**Input for this task**
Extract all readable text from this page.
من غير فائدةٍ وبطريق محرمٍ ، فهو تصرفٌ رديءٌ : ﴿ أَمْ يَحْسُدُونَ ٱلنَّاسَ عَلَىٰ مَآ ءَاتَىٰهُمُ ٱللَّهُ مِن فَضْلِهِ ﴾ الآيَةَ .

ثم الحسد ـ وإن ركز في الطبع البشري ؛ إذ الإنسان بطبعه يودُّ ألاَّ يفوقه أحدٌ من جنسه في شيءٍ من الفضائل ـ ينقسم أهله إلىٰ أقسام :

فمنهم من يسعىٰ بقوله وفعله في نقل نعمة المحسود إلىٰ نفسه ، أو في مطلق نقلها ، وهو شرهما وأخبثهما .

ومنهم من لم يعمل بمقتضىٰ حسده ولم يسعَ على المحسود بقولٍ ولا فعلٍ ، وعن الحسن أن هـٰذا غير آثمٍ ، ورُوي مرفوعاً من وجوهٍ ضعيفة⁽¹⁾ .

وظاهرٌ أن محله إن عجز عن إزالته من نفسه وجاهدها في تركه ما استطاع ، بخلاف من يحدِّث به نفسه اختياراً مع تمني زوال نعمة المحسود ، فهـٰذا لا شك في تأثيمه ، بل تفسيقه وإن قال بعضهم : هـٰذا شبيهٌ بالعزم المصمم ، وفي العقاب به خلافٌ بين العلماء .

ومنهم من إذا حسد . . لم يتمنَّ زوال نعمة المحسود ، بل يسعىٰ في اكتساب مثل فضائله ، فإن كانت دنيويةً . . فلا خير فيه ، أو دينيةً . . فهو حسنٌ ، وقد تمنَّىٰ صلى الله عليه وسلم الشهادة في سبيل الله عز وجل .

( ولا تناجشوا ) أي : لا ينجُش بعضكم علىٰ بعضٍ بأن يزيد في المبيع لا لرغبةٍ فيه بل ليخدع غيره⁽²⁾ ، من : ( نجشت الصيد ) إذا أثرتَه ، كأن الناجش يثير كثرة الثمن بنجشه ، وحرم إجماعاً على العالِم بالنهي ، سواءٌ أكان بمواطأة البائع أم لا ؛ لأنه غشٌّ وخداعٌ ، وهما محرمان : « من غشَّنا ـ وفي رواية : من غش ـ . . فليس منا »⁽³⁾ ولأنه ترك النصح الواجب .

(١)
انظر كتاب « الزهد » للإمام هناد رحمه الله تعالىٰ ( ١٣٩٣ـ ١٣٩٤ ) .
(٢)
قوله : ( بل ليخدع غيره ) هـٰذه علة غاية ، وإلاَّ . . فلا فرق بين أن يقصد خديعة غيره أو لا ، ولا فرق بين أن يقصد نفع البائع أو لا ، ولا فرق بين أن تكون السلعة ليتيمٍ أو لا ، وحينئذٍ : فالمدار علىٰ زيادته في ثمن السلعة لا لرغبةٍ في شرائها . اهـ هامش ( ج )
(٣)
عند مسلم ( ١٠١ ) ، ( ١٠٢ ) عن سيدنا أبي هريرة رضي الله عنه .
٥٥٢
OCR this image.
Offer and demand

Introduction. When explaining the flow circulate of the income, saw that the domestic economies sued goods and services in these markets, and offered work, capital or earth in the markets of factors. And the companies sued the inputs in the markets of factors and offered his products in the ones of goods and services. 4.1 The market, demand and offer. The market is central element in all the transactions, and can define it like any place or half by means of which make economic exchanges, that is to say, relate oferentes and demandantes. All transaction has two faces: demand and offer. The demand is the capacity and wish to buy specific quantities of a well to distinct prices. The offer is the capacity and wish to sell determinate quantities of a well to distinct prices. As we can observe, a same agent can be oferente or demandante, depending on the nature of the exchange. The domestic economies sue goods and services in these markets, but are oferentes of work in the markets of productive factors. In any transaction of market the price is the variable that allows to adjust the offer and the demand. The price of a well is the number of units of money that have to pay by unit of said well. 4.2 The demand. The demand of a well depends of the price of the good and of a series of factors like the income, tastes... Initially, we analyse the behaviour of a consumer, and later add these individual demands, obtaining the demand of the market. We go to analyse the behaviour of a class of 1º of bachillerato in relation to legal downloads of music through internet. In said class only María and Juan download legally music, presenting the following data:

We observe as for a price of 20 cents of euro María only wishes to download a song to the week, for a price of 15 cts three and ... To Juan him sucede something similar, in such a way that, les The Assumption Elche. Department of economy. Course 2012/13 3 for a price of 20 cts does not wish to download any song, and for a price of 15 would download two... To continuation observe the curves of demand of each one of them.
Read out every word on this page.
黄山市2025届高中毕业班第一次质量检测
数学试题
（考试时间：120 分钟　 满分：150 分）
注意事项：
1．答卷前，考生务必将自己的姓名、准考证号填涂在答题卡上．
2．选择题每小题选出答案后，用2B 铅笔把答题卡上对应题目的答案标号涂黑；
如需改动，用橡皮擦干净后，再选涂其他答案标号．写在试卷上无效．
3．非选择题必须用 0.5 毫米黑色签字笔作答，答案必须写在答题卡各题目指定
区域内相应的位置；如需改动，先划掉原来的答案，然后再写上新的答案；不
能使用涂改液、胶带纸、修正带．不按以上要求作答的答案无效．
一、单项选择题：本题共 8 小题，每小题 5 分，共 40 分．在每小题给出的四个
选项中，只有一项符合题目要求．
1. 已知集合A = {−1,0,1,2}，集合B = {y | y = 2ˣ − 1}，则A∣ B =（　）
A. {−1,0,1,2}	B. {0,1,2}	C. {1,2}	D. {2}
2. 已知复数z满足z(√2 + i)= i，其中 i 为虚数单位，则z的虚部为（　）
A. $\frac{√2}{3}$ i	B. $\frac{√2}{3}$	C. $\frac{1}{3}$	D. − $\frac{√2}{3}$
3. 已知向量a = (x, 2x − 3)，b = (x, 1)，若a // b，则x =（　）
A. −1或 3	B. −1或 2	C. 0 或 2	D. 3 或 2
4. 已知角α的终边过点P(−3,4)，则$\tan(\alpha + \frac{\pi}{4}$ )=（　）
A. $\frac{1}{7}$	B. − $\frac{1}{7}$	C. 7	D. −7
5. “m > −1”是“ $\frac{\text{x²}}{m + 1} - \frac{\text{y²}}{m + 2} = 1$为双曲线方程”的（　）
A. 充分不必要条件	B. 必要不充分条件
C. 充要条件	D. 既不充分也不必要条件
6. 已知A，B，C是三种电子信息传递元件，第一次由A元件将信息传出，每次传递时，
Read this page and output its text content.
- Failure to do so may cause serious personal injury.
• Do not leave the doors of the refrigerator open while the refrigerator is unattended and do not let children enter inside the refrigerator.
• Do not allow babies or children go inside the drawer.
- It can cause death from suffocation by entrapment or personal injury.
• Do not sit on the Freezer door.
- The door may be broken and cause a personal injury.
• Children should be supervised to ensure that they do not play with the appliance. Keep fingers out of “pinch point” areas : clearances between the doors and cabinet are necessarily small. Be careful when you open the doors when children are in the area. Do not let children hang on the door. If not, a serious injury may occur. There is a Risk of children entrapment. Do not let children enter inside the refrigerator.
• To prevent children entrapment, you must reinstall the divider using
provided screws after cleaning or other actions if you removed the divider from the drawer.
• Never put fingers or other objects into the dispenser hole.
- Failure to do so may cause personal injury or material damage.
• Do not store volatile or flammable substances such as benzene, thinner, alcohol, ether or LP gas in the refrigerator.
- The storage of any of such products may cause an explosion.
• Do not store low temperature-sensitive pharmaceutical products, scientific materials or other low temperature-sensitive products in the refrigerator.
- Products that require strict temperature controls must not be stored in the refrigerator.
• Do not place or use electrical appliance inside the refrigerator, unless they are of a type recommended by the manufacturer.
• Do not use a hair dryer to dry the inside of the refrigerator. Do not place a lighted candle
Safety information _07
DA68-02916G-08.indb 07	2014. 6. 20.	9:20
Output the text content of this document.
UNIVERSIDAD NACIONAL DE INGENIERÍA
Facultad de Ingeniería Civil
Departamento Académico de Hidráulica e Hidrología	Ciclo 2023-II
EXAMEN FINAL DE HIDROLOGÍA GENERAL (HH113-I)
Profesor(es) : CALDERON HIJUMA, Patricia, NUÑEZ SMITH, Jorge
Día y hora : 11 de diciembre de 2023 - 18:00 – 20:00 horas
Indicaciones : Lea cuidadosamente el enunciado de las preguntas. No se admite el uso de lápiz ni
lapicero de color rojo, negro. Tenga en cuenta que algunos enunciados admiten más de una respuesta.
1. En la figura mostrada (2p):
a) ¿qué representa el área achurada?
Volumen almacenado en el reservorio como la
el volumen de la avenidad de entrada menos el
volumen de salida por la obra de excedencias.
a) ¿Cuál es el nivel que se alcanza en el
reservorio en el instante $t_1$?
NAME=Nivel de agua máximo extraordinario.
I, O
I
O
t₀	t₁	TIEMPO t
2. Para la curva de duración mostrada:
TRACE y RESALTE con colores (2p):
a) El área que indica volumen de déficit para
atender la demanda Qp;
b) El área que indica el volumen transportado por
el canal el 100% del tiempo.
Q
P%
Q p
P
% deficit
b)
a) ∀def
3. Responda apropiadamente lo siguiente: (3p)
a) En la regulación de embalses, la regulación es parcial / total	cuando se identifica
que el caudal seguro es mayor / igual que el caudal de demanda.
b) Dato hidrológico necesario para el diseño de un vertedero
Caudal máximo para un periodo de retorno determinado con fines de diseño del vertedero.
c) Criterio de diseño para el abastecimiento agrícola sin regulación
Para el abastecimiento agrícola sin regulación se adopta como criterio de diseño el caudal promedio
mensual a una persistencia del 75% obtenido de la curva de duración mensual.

**Challenge**
Which lines hold the word "como"? Copy all of them.

**Exercise answer**
Volumen almacenado en el reservorio como la
Para el abastecimiento agrícola sin regulación se adopta como criterio de diseño el caudal promedio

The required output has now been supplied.